TO BE DONE: Without changing a character, return the entries, but not the images they hold.

Collected data entries
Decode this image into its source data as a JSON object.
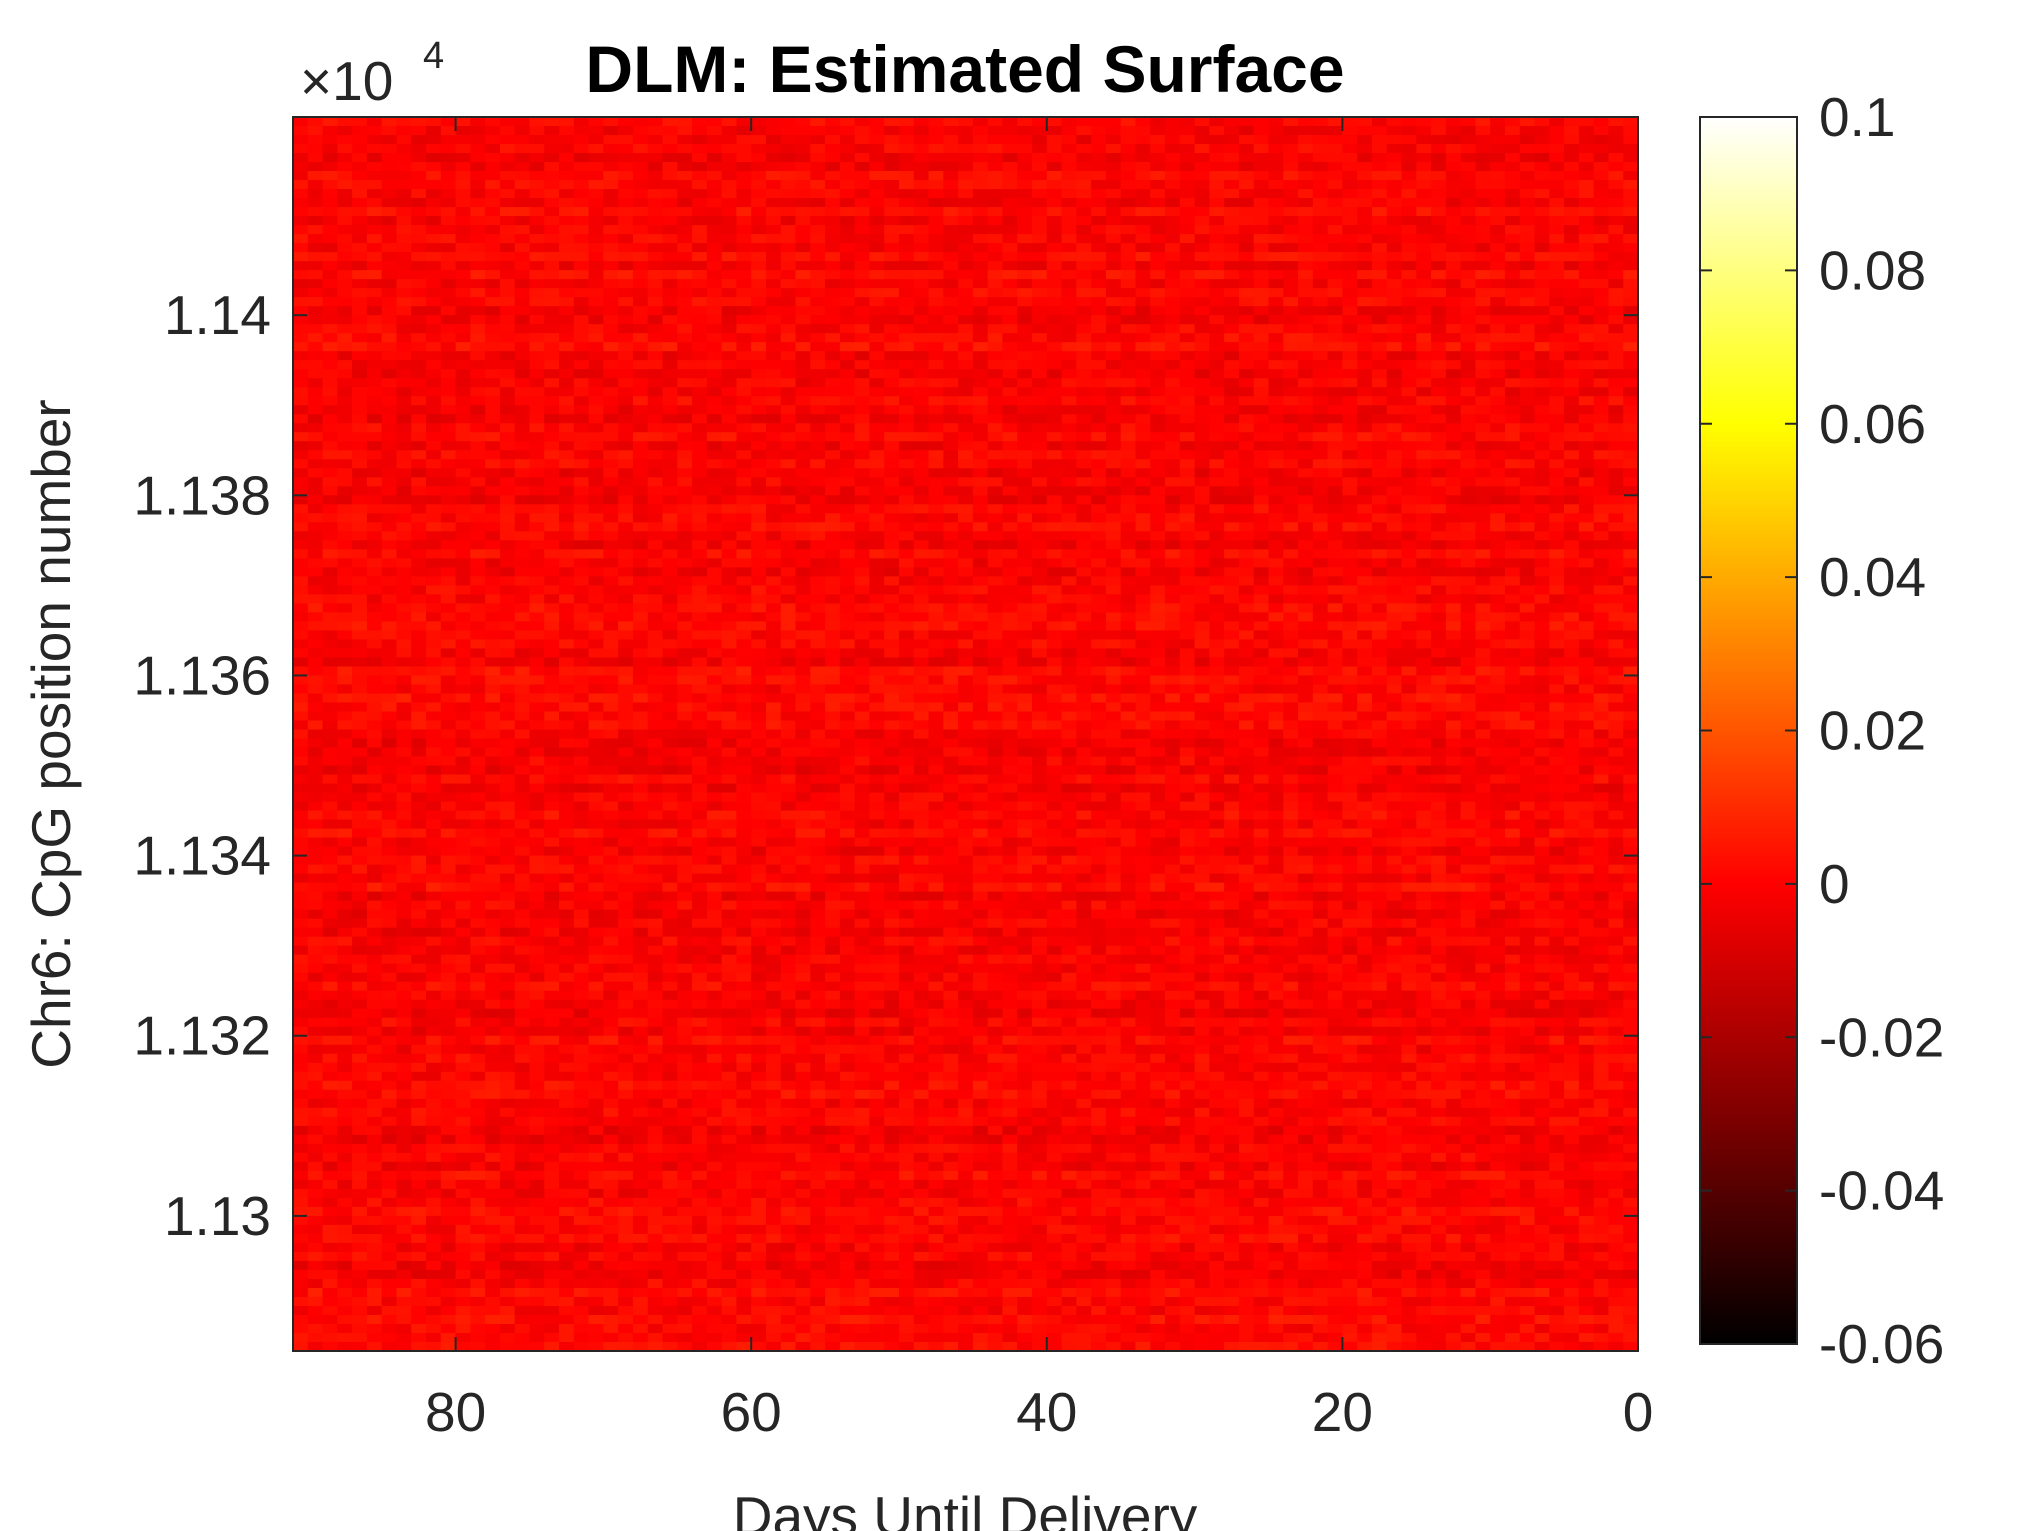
{
  "chart_data": {
    "type": "heatmap",
    "title": "DLM: Estimated Surface",
    "xlabel": "Days Until Delivery",
    "ylabel": "Chr6: CpG position number",
    "x_reversed": true,
    "xlim": [
      91,
      0
    ],
    "xticks": [
      80,
      60,
      40,
      20,
      0
    ],
    "xtick_labels": [
      "80",
      "60",
      "40",
      "20",
      "0"
    ],
    "ylim": [
      11285,
      11422
    ],
    "yticks": [
      11300,
      11320,
      11340,
      11360,
      11380,
      11400
    ],
    "ytick_labels": [
      "1.13",
      "1.132",
      "1.134",
      "1.136",
      "1.138",
      "1.14"
    ],
    "y_exponent_label": "×10",
    "y_exponent_power": "4",
    "colormap": "hot",
    "clim": [
      -0.06,
      0.1
    ],
    "colorbar_ticks": [
      0.1,
      0.08,
      0.06,
      0.04,
      0.02,
      0,
      -0.02,
      -0.04,
      -0.06
    ],
    "colorbar_tick_labels": [
      "0.1",
      "0.08",
      "0.06",
      "0.04",
      "0.02",
      "0",
      "-0.02",
      "-0.04",
      "-0.06"
    ],
    "surface_value_range": [
      -0.01,
      0.01
    ],
    "surface_typical_value": 0.0,
    "grid": false
  }
}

RESPONSE BELOW:
Decode this image into its source data as a JSON object.
{
  "chart_data": {
    "type": "heatmap",
    "title": "DLM: Estimated Surface",
    "xlabel": "Days Until Delivery",
    "ylabel": "Chr6: CpG position number",
    "x_reversed": true,
    "xlim": [
      91,
      0
    ],
    "xticks": [
      80,
      60,
      40,
      20,
      0
    ],
    "xtick_labels": [
      "80",
      "60",
      "40",
      "20",
      "0"
    ],
    "ylim": [
      11285,
      11422
    ],
    "yticks": [
      11300,
      11320,
      11340,
      11360,
      11380,
      11400
    ],
    "ytick_labels": [
      "1.13",
      "1.132",
      "1.134",
      "1.136",
      "1.138",
      "1.14"
    ],
    "y_exponent_label": "×10",
    "y_exponent_power": "4",
    "colormap": "hot",
    "clim": [
      -0.06,
      0.1
    ],
    "colorbar_ticks": [
      0.1,
      0.08,
      0.06,
      0.04,
      0.02,
      0,
      -0.02,
      -0.04,
      -0.06
    ],
    "colorbar_tick_labels": [
      "0.1",
      "0.08",
      "0.06",
      "0.04",
      "0.02",
      "0",
      "-0.02",
      "-0.04",
      "-0.06"
    ],
    "surface_value_range": [
      -0.01,
      0.01
    ],
    "surface_typical_value": 0.0,
    "grid": false
  }
}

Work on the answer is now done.